:: Objective ::
Reproduce each record below exactly as written.

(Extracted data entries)
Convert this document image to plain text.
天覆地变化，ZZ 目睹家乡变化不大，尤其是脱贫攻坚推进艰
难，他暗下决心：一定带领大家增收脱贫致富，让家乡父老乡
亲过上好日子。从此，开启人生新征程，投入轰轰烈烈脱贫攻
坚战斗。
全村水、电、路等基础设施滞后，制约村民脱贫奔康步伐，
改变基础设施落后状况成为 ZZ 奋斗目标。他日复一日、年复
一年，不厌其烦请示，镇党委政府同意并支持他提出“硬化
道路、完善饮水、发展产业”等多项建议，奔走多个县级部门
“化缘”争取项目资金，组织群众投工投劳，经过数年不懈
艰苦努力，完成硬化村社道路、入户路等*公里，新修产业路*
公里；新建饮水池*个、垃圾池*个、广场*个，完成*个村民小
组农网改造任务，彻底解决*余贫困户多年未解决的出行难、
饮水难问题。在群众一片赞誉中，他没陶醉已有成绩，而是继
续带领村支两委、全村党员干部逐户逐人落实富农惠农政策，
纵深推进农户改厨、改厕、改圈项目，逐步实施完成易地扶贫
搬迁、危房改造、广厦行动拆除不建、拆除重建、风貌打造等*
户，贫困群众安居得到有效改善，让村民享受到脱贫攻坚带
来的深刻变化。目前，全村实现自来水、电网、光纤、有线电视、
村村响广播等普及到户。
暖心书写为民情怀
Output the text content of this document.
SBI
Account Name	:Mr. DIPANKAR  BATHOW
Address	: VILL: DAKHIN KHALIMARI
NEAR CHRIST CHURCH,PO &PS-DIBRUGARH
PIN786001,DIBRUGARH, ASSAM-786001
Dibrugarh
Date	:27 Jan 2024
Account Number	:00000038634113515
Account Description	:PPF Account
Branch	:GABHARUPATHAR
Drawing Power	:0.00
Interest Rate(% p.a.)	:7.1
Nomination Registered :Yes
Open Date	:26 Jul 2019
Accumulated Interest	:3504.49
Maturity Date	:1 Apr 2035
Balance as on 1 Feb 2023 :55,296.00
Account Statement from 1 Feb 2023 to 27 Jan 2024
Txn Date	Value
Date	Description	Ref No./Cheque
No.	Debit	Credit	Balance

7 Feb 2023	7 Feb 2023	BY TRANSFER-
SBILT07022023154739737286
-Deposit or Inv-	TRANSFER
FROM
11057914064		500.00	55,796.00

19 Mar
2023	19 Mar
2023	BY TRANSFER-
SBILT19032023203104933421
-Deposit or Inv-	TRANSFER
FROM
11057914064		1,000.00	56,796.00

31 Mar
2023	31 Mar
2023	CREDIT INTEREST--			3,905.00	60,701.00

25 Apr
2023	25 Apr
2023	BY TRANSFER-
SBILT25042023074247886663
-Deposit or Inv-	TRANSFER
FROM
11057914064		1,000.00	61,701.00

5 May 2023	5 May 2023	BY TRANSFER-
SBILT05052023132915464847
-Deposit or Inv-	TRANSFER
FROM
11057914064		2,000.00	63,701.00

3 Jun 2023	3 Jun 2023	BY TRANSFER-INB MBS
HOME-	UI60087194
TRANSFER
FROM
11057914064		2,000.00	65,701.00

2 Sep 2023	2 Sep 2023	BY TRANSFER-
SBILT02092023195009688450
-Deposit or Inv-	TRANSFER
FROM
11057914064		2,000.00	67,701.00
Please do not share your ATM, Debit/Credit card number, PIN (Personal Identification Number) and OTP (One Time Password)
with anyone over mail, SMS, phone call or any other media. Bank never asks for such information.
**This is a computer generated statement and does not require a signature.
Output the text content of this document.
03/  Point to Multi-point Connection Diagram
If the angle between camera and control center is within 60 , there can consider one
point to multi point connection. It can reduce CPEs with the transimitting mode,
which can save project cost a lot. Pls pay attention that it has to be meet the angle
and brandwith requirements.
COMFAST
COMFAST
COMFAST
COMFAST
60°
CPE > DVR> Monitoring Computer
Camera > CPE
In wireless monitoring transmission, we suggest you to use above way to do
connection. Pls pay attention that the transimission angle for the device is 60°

:: Task response ::
Convert this document image to plain text.
天覆地变化，ZZ 目睹家乡变化不大，尤其是脱贫攻坚推进艰
难，他暗下决心：一定带领大家增收脱贫致富，让家乡父老乡
亲过上好日子。从此，开启人生新征程，投入轰轰烈烈脱贫攻
坚战斗。
全村水、电、路等基础设施滞后，制约村民脱贫奔康步伐，
改变基础设施落后状况成为 ZZ 奋斗目标。他日复一日、年复
一年，不厌其烦请示，镇党委政府同意并支持他提出“硬化
道路、完善饮水、发展产业”等多项建议，奔走多个县级部门
“化缘”争取项目资金，组织群众投工投劳，经过数年不懈
艰苦努力，完成硬化村社道路、入户路等*公里，新修产业路*
公里；新建饮水池*个、垃圾池*个、广场*个，完成*个村民小
组农网改造任务，彻底解决*余贫困户多年未解决的出行难、
饮水难问题。在群众一片赞誉中，他没陶醉已有成绩，而是继
续带领村支两委、全村党员干部逐户逐人落实富农惠农政策，
纵深推进农户改厨、改厕、改圈项目，逐步实施完成易地扶贫
搬迁、危房改造、广厦行动拆除不建、拆除重建、风貌打造等*
户，贫困群众安居得到有效改善，让村民享受到脱贫攻坚带
来的深刻变化。目前，全村实现自来水、电网、光纤、有线电视、
村村响广播等普及到户。
暖心书写为民情怀
Output the text content of this document.
SBI
Account Name	:Mr. DIPANKAR  BATHOW
Address	: VILL: DAKHIN KHALIMARI
NEAR CHRIST CHURCH,PO &PS-DIBRUGARH
PIN786001,DIBRUGARH, ASSAM-786001
Dibrugarh
Date	:27 Jan 2024
Account Number	:00000038634113515
Account Description	:PPF Account
Branch	:GABHARUPATHAR
Drawing Power	:0.00
Interest Rate(% p.a.)	:7.1
Nomination Registered :Yes
Open Date	:26 Jul 2019
Accumulated Interest	:3504.49
Maturity Date	:1 Apr 2035
Balance as on 1 Feb 2023 :55,296.00
Account Statement from 1 Feb 2023 to 27 Jan 2024
Txn Date	Value
Date	Description	Ref No./Cheque
No.	Debit	Credit	Balance

7 Feb 2023	7 Feb 2023	BY TRANSFER-
SBILT07022023154739737286
-Deposit or Inv-	TRANSFER
FROM
11057914064		500.00	55,796.00

19 Mar
2023	19 Mar
2023	BY TRANSFER-
SBILT19032023203104933421
-Deposit or Inv-	TRANSFER
FROM
11057914064		1,000.00	56,796.00

31 Mar
2023	31 Mar
2023	CREDIT INTEREST--			3,905.00	60,701.00

25 Apr
2023	25 Apr
2023	BY TRANSFER-
SBILT25042023074247886663
-Deposit or Inv-	TRANSFER
FROM
11057914064		1,000.00	61,701.00

5 May 2023	5 May 2023	BY TRANSFER-
SBILT05052023132915464847
-Deposit or Inv-	TRANSFER
FROM
11057914064		2,000.00	63,701.00

3 Jun 2023	3 Jun 2023	BY TRANSFER-INB MBS
HOME-	UI60087194
TRANSFER
FROM
11057914064		2,000.00	65,701.00

2 Sep 2023	2 Sep 2023	BY TRANSFER-
SBILT02092023195009688450
-Deposit or Inv-	TRANSFER
FROM
11057914064		2,000.00	67,701.00
Please do not share your ATM, Debit/Credit card number, PIN (Personal Identification Number) and OTP (One Time Password)
with anyone over mail, SMS, phone call or any other media. Bank never asks for such information.
**This is a computer generated statement and does not require a signature.
Output the text content of this document.
03/  Point to Multi-point Connection Diagram
If the angle between camera and control center is within 60 , there can consider one
point to multi point connection. It can reduce CPEs with the transimitting mode,
which can save project cost a lot. Pls pay attention that it has to be meet the angle
and brandwith requirements.
COMFAST
COMFAST
COMFAST
COMFAST
60°
CPE > DVR> Monitoring Computer
Camera > CPE
In wireless monitoring transmission, we suggest you to use above way to do
connection. Pls pay attention that the transimission angle for the device is 60°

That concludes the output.